■ **Exercise directions**
Reproduce every record below exactly as it appears.

■ **Stored records**

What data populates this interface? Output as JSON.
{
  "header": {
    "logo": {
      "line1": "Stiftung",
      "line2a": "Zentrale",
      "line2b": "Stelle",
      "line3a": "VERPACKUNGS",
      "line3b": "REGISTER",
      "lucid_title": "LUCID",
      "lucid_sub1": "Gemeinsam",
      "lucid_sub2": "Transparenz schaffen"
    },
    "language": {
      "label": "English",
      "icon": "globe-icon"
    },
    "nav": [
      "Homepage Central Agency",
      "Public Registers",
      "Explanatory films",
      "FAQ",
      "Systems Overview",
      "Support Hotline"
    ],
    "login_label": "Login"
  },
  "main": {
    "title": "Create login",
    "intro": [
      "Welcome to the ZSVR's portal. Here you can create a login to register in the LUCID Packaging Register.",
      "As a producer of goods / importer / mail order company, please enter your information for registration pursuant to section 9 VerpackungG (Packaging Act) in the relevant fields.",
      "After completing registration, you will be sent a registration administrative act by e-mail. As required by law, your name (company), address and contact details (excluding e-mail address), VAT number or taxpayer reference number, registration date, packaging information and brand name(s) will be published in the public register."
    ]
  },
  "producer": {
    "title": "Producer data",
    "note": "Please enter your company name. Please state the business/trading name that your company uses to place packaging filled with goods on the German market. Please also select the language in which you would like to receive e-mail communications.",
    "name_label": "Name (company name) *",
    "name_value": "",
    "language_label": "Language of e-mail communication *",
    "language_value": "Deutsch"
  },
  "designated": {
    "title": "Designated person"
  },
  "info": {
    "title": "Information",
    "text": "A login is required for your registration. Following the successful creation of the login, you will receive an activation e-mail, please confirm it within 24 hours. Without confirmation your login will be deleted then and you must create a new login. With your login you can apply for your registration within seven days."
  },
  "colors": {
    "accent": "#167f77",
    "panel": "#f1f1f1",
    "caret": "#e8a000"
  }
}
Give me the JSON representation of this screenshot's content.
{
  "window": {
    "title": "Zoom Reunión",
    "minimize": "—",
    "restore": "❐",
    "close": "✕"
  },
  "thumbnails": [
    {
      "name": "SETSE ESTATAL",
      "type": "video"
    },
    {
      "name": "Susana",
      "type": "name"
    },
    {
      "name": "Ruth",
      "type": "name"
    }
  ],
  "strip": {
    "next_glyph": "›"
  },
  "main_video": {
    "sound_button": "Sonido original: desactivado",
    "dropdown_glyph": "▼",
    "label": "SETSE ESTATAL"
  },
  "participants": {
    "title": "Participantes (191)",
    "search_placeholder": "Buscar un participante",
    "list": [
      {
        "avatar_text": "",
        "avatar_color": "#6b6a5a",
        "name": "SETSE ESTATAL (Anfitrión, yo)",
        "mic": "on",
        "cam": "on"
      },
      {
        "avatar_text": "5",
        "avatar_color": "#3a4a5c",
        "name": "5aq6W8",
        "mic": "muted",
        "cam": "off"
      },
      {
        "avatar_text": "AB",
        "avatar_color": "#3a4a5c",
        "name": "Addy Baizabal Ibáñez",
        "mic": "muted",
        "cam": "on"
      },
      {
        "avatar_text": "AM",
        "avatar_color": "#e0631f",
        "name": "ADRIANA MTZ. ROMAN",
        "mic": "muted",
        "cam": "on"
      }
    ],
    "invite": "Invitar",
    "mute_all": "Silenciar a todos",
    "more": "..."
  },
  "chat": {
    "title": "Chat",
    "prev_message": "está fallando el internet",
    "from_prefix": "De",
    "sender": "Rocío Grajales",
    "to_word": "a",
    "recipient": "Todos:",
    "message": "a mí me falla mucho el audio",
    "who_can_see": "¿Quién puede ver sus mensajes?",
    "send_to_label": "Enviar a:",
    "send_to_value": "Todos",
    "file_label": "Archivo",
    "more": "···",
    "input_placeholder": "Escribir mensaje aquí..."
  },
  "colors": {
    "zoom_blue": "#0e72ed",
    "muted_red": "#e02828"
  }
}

■ **Response**
What data populates this interface? Output as JSON.
{
  "header": {
    "logo": {
      "line1": "Stiftung",
      "line2a": "Zentrale",
      "line2b": "Stelle",
      "line3a": "VERPACKUNGS",
      "line3b": "REGISTER",
      "lucid_title": "LUCID",
      "lucid_sub1": "Gemeinsam",
      "lucid_sub2": "Transparenz schaffen"
    },
    "language": {
      "label": "English",
      "icon": "globe-icon"
    },
    "nav": [
      "Homepage Central Agency",
      "Public Registers",
      "Explanatory films",
      "FAQ",
      "Systems Overview",
      "Support Hotline"
    ],
    "login_label": "Login"
  },
  "main": {
    "title": "Create login",
    "intro": [
      "Welcome to the ZSVR's portal. Here you can create a login to register in the LUCID Packaging Register.",
      "As a producer of goods / importer / mail order company, please enter your information for registration pursuant to section 9 VerpackungG (Packaging Act) in the relevant fields.",
      "After completing registration, you will be sent a registration administrative act by e-mail. As required by law, your name (company), address and contact details (excluding e-mail address), VAT number or taxpayer reference number, registration date, packaging information and brand name(s) will be published in the public register."
    ]
  },
  "producer": {
    "title": "Producer data",
    "note": "Please enter your company name. Please state the business/trading name that your company uses to place packaging filled with goods on the German market. Please also select the language in which you would like to receive e-mail communications.",
    "name_label": "Name (company name) *",
    "name_value": "",
    "language_label": "Language of e-mail communication *",
    "language_value": "Deutsch"
  },
  "designated": {
    "title": "Designated person"
  },
  "info": {
    "title": "Information",
    "text": "A login is required for your registration. Following the successful creation of the login, you will receive an activation e-mail, please confirm it within 24 hours. Without confirmation your login will be deleted then and you must create a new login. With your login you can apply for your registration within seven days."
  },
  "colors": {
    "accent": "#167f77",
    "panel": "#f1f1f1",
    "caret": "#e8a000"
  }
}
Give me the JSON representation of this screenshot's content.
{
  "window": {
    "title": "Zoom Reunión",
    "minimize": "—",
    "restore": "❐",
    "close": "✕"
  },
  "thumbnails": [
    {
      "name": "SETSE ESTATAL",
      "type": "video"
    },
    {
      "name": "Susana",
      "type": "name"
    },
    {
      "name": "Ruth",
      "type": "name"
    }
  ],
  "strip": {
    "next_glyph": "›"
  },
  "main_video": {
    "sound_button": "Sonido original: desactivado",
    "dropdown_glyph": "▼",
    "label": "SETSE ESTATAL"
  },
  "participants": {
    "title": "Participantes (191)",
    "search_placeholder": "Buscar un participante",
    "list": [
      {
        "avatar_text": "",
        "avatar_color": "#6b6a5a",
        "name": "SETSE ESTATAL (Anfitrión, yo)",
        "mic": "on",
        "cam": "on"
      },
      {
        "avatar_text": "5",
        "avatar_color": "#3a4a5c",
        "name": "5aq6W8",
        "mic": "muted",
        "cam": "off"
      },
      {
        "avatar_text": "AB",
        "avatar_color": "#3a4a5c",
        "name": "Addy Baizabal Ibáñez",
        "mic": "muted",
        "cam": "on"
      },
      {
        "avatar_text": "AM",
        "avatar_color": "#e0631f",
        "name": "ADRIANA MTZ. ROMAN",
        "mic": "muted",
        "cam": "on"
      }
    ],
    "invite": "Invitar",
    "mute_all": "Silenciar a todos",
    "more": "..."
  },
  "chat": {
    "title": "Chat",
    "prev_message": "está fallando el internet",
    "from_prefix": "De",
    "sender": "Rocío Grajales",
    "to_word": "a",
    "recipient": "Todos:",
    "message": "a mí me falla mucho el audio",
    "who_can_see": "¿Quién puede ver sus mensajes?",
    "send_to_label": "Enviar a:",
    "send_to_value": "Todos",
    "file_label": "Archivo",
    "more": "···",
    "input_placeholder": "Escribir mensaje aquí..."
  },
  "colors": {
    "zoom_blue": "#0e72ed",
    "muted_red": "#e02828"
  }
}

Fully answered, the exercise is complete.